[Records excerpted from a collection]

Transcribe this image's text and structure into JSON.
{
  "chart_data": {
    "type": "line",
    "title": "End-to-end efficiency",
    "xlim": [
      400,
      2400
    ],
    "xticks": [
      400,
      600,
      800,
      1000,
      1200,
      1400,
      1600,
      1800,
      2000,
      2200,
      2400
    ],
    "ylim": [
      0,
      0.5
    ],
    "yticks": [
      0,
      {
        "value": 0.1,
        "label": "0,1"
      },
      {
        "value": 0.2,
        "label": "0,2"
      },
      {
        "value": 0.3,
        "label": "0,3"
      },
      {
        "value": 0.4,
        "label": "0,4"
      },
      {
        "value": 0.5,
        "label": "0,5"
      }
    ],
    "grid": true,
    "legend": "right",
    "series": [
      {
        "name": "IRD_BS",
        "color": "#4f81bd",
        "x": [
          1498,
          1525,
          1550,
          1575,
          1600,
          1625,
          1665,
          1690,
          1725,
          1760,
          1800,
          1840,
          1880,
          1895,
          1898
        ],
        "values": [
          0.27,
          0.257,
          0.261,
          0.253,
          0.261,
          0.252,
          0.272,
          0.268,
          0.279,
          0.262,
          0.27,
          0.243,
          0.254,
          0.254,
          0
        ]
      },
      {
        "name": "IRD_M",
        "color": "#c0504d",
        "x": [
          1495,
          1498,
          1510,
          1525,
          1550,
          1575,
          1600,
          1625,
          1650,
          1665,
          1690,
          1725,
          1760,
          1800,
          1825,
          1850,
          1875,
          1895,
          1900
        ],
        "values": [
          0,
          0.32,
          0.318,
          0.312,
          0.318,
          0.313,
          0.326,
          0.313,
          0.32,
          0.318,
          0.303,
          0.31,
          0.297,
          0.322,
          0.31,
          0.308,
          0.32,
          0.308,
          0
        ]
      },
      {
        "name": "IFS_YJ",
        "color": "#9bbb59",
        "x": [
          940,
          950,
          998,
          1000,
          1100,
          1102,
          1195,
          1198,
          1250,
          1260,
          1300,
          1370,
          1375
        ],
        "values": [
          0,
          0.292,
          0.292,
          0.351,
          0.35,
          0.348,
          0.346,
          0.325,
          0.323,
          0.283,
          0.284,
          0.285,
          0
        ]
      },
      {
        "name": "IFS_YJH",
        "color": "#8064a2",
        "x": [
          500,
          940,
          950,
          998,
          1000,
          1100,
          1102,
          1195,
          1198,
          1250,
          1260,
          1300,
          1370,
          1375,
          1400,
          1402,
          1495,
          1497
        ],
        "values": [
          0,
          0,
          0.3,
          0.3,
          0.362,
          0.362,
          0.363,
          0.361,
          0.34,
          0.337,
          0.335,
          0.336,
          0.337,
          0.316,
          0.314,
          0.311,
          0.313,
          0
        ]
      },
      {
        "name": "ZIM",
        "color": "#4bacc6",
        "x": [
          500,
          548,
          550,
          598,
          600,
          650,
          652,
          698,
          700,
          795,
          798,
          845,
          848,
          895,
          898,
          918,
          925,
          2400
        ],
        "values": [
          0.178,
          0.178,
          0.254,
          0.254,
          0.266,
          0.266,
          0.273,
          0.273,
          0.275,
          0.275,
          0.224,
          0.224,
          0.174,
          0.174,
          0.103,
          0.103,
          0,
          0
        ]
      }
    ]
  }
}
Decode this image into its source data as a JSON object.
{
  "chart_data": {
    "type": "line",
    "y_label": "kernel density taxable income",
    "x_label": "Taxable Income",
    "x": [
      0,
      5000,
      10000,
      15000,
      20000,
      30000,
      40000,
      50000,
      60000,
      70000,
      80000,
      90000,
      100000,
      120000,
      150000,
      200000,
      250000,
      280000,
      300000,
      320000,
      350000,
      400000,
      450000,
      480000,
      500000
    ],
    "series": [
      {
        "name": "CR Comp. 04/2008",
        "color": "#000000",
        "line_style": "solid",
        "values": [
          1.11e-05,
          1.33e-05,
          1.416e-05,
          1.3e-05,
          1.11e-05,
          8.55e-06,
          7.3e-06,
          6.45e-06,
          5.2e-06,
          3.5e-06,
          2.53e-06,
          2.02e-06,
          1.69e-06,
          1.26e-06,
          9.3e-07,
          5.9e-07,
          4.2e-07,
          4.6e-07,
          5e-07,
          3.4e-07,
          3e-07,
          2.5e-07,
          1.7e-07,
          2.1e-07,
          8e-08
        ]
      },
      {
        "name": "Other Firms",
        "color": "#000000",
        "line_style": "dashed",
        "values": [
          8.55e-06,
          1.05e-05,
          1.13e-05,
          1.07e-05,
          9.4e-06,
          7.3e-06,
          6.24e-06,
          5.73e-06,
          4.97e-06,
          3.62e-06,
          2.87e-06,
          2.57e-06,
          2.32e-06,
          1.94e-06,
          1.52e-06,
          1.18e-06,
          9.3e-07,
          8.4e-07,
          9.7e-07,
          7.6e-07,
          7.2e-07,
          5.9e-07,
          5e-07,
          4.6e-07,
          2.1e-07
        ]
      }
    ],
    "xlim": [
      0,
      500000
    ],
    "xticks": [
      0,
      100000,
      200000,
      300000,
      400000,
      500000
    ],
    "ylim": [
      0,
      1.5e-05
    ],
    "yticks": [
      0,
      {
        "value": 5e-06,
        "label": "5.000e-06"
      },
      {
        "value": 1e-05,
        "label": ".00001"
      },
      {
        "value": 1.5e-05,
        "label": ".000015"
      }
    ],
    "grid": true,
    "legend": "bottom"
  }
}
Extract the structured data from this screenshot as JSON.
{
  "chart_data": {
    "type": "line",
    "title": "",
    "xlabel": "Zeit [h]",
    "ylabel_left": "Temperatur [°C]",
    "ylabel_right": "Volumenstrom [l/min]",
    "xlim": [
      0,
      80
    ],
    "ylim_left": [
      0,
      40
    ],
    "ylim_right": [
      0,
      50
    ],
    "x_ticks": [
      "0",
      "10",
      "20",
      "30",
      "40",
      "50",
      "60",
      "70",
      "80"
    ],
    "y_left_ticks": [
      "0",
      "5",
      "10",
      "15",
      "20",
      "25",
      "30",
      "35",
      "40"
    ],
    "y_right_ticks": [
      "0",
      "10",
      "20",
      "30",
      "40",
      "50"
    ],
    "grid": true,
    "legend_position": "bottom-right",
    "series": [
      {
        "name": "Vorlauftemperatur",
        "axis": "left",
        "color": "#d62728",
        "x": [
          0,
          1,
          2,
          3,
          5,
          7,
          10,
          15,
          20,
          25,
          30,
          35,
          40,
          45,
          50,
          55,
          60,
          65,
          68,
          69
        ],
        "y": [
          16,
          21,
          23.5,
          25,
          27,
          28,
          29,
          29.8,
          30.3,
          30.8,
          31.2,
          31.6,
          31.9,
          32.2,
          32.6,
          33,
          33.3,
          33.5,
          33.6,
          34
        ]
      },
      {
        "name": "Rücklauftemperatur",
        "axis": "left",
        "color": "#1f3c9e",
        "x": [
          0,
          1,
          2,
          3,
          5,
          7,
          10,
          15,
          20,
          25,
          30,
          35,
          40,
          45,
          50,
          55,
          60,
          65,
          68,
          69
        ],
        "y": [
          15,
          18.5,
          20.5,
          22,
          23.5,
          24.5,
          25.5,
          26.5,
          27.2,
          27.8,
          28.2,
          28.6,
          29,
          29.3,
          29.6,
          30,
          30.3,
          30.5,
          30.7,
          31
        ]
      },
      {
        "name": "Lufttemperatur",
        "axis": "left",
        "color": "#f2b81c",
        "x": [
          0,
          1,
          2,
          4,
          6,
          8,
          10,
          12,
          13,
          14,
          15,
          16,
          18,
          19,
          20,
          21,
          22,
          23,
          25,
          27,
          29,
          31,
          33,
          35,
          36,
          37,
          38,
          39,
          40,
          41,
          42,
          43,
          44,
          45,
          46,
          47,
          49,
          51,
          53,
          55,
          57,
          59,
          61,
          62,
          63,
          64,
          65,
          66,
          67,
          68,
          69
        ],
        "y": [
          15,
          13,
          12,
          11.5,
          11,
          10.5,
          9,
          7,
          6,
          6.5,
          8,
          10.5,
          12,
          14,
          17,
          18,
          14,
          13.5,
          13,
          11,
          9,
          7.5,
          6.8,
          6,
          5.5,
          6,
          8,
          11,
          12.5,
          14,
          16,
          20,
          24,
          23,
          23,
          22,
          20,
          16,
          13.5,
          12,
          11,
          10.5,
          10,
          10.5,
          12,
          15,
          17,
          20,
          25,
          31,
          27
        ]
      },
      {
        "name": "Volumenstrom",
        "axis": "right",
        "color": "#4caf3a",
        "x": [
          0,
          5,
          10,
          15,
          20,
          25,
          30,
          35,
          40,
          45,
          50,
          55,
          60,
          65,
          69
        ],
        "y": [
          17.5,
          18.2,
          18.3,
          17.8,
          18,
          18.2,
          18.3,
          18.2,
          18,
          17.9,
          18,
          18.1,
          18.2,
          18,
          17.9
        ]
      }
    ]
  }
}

* PROBLEM STATEMENT:
All lines in the data that contain the word "image" should be copied.

* TASK RESULT:
Transcribe this image's text and structure into JSON.
Decode this image into its source data as a JSON object.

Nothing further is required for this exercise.